**Task statement**
Select every line of the items below that contains the string "legend", and copy each one.
□ □ □ □ □
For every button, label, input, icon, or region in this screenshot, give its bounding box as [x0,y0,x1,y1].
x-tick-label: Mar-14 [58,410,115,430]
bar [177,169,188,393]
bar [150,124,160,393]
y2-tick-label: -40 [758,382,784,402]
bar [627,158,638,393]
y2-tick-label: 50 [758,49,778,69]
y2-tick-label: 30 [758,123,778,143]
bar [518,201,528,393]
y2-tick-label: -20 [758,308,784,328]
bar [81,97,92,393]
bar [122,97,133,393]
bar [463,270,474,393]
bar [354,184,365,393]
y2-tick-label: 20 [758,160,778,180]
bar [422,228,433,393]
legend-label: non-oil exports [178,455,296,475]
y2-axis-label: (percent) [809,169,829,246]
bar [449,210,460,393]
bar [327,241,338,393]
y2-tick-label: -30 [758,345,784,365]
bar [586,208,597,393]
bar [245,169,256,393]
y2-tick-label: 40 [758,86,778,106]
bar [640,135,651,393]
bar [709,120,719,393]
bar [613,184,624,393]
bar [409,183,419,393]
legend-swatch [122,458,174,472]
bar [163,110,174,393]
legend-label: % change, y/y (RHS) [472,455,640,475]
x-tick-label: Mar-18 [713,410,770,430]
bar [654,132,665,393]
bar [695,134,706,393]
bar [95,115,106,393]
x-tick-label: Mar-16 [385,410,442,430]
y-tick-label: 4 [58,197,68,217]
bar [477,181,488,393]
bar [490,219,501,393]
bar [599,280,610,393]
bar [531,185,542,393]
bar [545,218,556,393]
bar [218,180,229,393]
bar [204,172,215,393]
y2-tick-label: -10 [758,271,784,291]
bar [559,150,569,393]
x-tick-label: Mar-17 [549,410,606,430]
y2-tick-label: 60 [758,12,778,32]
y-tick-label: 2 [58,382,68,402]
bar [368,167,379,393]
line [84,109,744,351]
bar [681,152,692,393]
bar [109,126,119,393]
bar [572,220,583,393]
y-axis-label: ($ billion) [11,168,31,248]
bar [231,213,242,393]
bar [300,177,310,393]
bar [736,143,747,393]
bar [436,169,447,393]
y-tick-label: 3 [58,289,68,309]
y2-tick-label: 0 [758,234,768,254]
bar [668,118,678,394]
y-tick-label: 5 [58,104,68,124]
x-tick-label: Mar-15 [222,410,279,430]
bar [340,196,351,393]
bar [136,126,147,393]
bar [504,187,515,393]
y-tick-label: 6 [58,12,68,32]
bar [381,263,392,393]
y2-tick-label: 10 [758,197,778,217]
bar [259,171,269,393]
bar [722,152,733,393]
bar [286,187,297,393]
□ □ □ □ □
**Completed task**
legend-label: non-oil exports [178,455,296,475]
legend-swatch [122,458,174,472]
legend-label: % change, y/y (RHS) [472,455,640,475]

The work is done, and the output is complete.